[start]

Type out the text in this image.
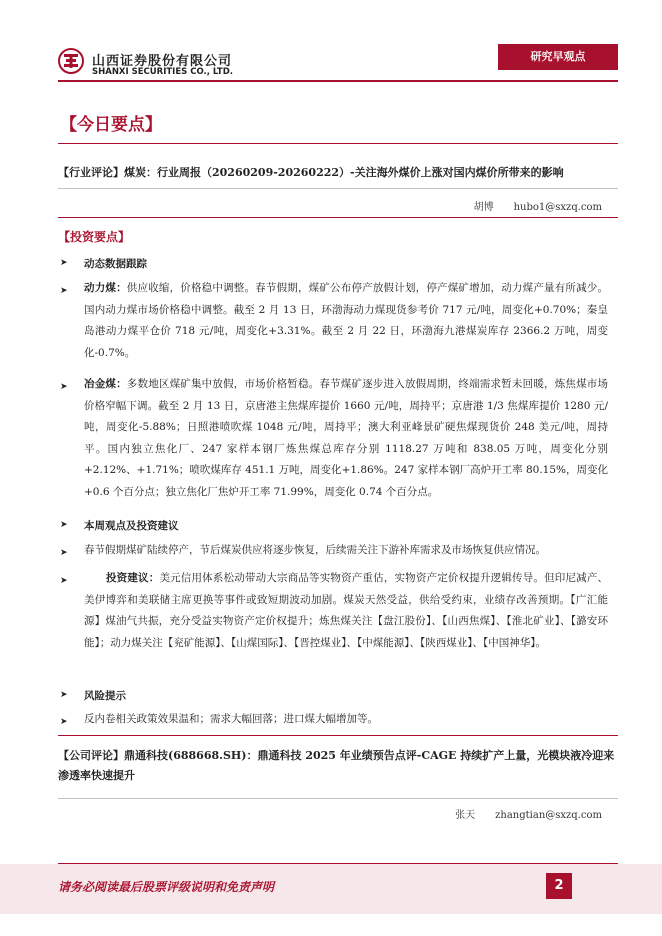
山西证券股份有限公司
SHANXI SECURITIES CO., LTD.
研究早观点
【今日要点】
【行业评论】煤炭：行业周报（20260209-20260222）-关注海外煤价上涨对国内煤价所带来的影响
胡博　　hubo1@sxzq.com
【投资要点】
➤ 动态数据跟踪
➤ 动力煤：供应收缩，价格稳中调整。春节假期，煤矿公布停产放假计划，停产煤矿增加，动力煤产量有所减少。国内动力煤市场价格稳中调整。截至 2 月 13 日，环渤海动力煤现货参考价 717 元/吨，周变化+0.70%；秦皇岛港动力煤平仓价 718 元/吨，周变化+3.31%。截至 2 月 22 日，环渤海九港煤炭库存 2366.2 万吨，周变化-0.7%。
➤ 冶金煤：多数地区煤矿集中放假，市场价格暂稳。春节煤矿逐步进入放假周期，终端需求暂未回暖，炼焦煤市场价格窄幅下调。截至 2 月 13 日，京唐港主焦煤库提价 1660 元/吨，周持平；京唐港 1/3 焦煤库提价 1280 元/吨，周变化-5.88%；日照港喷吹煤 1048 元/吨，周持平；澳大利亚峰景矿硬焦煤现货价 248 美元/吨，周持平。国内独立焦化厂、247 家样本钢厂炼焦煤总库存分别 1118.27 万吨和 838.05 万吨，周变化分别+2.12%、+1.71%；喷吹煤库存 451.1 万吨，周变化+1.86%。247 家样本钢厂高炉开工率 80.15%，周变化+0.6 个百分点；独立焦化厂焦炉开工率 71.99%，周变化 0.74 个百分点。
➤ 本周观点及投资建议
➤ 春节假期煤矿陆续停产，节后煤炭供应将逐步恢复，后续需关注下游补库需求及市场恢复供应情况。
➤	投资建议：美元信用体系松动带动大宗商品等实物资产重估，实物资产定价权提升逻辑传导。但印尼减产、美伊博弈和美联储主席更换等事件或致短期波动加剧。煤炭天然受益，供给受约束，业绩存改善预期。【广汇能源】煤油气共振，充分受益实物资产定价权提升；炼焦煤关注【盘江股份】、【山西焦煤】、【淮北矿业】、【潞安环能】；动力煤关注【兖矿能源】、【山煤国际】、【晋控煤业】、【中煤能源】、【陕西煤业】、【中国神华】。
➤ 风险提示
➤ 反内卷相关政策效果温和；需求大幅回落；进口煤大幅增加等。
【公司评论】鼎通科技(688668.SH)：鼎通科技 2025 年业绩预告点评-CAGE 持续扩产上量，光模块液冷迎来渗透率快速提升
张天　　zhangtian@sxzq.com
请务必阅读最后股票评级说明和免责声明	2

[end]

- TASK PROMPT
Search the lines for the string "sxzq" and copy every line that has it.

- IN RESPONSE
胡博　　hubo1@sxzq.com
张天　　zhangtian@sxzq.com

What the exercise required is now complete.